Record set
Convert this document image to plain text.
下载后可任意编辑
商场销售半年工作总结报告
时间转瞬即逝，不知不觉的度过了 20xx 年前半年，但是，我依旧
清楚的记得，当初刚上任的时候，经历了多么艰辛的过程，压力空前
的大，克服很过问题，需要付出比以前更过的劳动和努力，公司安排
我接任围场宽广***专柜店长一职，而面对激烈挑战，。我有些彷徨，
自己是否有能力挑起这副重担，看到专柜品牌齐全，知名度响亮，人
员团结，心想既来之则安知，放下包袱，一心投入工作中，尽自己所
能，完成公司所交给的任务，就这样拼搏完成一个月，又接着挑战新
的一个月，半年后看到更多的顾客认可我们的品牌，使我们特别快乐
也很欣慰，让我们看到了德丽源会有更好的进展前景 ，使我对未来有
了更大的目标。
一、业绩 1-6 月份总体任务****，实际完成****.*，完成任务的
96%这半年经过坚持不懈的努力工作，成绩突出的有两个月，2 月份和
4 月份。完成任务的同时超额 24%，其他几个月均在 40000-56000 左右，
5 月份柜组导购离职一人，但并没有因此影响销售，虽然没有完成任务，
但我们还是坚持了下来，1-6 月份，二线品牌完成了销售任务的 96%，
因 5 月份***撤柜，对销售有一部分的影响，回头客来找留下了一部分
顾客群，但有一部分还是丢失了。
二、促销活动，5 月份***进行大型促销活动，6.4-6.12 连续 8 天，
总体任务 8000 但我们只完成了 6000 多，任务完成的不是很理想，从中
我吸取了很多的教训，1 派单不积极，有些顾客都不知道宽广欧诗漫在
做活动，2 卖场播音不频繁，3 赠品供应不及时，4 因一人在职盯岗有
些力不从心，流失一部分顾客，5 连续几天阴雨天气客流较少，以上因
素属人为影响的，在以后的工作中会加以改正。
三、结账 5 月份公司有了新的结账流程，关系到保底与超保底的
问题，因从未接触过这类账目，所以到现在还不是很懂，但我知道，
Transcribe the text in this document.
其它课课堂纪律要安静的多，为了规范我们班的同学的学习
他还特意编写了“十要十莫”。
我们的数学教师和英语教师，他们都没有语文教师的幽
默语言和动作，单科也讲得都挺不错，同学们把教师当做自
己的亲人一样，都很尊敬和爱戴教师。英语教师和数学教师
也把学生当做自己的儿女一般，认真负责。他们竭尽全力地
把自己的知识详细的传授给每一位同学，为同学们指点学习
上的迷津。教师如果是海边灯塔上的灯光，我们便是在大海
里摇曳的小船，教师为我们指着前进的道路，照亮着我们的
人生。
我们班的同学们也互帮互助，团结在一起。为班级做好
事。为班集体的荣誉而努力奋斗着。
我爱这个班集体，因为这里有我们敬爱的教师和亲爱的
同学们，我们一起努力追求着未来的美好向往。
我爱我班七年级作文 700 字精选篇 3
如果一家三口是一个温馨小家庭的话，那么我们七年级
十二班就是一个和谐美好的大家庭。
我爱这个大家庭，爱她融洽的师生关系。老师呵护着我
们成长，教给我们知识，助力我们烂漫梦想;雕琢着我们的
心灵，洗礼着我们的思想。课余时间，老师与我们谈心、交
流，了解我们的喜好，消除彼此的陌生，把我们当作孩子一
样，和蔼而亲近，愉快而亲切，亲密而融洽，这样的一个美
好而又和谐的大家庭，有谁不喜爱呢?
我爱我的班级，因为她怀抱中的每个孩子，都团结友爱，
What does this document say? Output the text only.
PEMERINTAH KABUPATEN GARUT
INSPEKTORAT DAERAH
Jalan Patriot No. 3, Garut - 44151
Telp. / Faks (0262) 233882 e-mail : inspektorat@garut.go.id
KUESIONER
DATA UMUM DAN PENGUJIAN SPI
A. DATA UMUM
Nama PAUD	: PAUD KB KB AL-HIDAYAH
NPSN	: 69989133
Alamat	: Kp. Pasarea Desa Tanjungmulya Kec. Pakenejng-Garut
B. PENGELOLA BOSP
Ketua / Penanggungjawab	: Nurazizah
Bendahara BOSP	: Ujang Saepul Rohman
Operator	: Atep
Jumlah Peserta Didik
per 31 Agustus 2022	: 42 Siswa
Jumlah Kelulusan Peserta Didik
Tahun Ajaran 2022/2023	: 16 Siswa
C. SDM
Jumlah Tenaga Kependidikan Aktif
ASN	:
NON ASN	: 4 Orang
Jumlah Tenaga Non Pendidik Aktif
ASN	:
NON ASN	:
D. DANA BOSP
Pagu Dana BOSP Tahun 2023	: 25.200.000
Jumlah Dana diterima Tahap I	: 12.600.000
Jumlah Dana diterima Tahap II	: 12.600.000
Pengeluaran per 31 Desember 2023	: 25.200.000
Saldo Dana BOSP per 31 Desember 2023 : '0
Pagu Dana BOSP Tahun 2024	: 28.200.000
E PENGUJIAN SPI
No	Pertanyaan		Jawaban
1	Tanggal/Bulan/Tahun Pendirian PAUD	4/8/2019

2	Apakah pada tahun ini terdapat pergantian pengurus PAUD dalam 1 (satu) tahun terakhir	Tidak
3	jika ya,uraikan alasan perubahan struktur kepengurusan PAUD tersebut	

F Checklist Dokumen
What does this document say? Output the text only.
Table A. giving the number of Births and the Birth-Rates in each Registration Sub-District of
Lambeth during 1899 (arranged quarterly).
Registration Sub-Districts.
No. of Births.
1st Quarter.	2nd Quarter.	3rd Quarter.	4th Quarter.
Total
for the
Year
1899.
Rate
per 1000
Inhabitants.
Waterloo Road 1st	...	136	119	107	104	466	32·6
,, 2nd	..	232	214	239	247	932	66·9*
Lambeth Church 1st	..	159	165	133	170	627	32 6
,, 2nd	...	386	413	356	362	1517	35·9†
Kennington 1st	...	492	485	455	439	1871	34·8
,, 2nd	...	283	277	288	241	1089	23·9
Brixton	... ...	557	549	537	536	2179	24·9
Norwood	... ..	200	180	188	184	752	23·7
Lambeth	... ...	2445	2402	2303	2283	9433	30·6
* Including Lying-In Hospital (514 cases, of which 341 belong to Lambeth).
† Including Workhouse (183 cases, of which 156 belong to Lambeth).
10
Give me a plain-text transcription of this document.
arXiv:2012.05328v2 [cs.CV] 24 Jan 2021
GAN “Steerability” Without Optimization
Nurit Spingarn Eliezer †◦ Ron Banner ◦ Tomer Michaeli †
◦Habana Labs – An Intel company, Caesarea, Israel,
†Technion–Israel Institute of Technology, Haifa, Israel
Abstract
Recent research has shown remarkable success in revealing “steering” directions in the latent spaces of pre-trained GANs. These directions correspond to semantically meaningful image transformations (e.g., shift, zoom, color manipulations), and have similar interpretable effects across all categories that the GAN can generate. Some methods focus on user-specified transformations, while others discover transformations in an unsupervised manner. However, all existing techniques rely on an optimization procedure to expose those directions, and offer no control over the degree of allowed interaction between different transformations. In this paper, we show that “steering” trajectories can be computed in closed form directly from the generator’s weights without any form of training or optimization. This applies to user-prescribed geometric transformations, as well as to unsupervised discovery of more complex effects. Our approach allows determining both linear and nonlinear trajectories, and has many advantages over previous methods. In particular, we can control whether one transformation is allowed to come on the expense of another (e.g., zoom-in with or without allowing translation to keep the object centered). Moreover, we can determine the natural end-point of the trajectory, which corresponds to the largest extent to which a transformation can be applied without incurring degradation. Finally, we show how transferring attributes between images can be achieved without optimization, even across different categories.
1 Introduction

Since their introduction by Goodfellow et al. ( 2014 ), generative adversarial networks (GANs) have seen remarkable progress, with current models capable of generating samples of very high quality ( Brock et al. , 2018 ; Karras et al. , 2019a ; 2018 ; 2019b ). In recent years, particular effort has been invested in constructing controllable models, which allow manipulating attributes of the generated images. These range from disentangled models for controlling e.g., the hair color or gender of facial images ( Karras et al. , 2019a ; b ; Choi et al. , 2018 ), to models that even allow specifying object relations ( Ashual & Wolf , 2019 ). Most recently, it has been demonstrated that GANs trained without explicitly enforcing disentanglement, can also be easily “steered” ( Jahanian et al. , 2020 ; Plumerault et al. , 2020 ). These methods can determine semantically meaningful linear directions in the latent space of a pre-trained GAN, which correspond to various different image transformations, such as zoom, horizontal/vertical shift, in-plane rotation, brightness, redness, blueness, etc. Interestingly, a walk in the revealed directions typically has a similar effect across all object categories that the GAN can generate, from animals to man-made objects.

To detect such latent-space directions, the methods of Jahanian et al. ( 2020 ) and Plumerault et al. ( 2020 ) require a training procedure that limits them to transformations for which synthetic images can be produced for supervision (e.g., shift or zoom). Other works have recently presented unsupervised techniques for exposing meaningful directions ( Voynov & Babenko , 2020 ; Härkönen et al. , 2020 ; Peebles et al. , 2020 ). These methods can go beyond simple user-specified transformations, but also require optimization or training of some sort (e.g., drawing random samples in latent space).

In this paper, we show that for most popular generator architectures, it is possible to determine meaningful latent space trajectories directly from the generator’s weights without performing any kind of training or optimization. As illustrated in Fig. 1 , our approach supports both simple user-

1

Prompt
Copy out each line of the entries that holds "DATA".

Result
DATA UMUM DAN PENGUJIAN SPI
A. DATA UMUM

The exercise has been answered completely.